**EXERCISE AIM:** Track down each line that has the word "故李起鵬氏" and copy it.

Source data
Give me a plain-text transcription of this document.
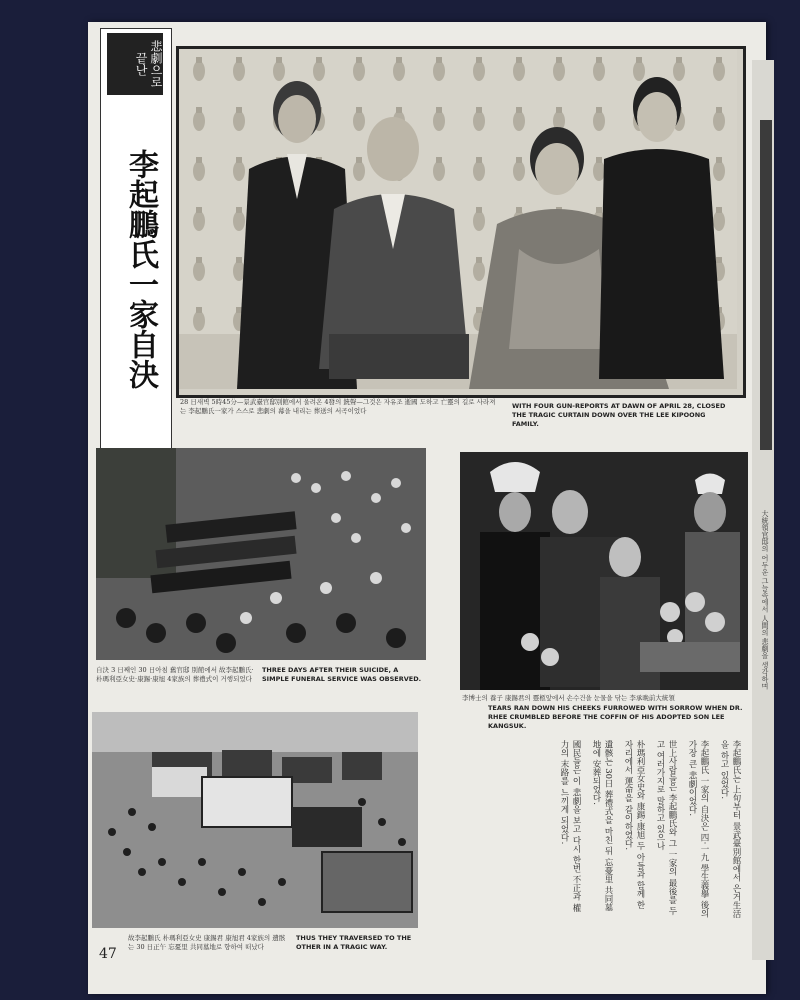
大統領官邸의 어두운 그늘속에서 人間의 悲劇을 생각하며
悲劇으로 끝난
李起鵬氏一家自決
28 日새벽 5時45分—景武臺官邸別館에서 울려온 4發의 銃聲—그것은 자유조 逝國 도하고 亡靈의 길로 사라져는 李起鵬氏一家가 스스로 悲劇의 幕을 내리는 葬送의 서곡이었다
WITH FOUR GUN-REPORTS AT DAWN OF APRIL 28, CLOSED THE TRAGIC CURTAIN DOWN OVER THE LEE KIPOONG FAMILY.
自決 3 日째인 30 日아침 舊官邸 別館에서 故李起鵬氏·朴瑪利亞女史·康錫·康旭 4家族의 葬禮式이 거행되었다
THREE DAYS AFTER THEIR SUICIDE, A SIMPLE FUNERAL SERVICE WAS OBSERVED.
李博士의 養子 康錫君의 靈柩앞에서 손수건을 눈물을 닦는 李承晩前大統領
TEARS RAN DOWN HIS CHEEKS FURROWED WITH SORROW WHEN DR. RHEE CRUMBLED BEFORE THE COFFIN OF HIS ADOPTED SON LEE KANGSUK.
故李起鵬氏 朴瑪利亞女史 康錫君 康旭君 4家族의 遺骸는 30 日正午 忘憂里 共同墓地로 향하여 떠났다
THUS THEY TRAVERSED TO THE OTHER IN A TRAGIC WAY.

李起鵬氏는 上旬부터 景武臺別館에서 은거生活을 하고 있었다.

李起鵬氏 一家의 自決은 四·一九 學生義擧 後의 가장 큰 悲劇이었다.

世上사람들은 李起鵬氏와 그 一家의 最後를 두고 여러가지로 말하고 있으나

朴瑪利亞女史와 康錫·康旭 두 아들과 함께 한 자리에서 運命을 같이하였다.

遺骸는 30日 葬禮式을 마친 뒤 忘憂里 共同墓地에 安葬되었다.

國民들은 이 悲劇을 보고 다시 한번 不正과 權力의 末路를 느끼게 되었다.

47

--

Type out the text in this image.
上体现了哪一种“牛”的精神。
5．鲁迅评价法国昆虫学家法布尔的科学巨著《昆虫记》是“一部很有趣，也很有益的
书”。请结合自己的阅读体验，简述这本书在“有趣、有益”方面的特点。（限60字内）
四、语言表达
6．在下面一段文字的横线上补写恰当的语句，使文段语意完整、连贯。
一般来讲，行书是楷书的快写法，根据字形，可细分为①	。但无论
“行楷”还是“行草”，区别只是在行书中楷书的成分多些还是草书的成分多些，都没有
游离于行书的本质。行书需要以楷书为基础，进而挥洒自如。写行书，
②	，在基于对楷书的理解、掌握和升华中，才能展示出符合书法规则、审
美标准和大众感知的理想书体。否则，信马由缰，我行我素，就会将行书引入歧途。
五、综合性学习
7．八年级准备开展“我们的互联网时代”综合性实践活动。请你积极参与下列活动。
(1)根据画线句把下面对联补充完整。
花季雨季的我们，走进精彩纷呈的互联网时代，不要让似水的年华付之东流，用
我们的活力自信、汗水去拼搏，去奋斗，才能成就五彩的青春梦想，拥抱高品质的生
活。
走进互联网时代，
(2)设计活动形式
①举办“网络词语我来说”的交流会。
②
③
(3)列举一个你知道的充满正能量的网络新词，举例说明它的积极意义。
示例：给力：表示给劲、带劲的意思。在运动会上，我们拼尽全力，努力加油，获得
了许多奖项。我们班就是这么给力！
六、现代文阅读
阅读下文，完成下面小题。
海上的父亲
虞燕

**RESULT:**
自決 3 日째인 30 日아침 舊官邸 別館에서 故李起鵬氏·朴瑪利亞女史·康錫·康旭 4家族의 葬禮式이 거행되었다
故李起鵬氏 朴瑪利亞女史 康錫君 康旭君 4家族의 遺骸는 30 日正午 忘憂里 共同墓地로 향하여 떠났다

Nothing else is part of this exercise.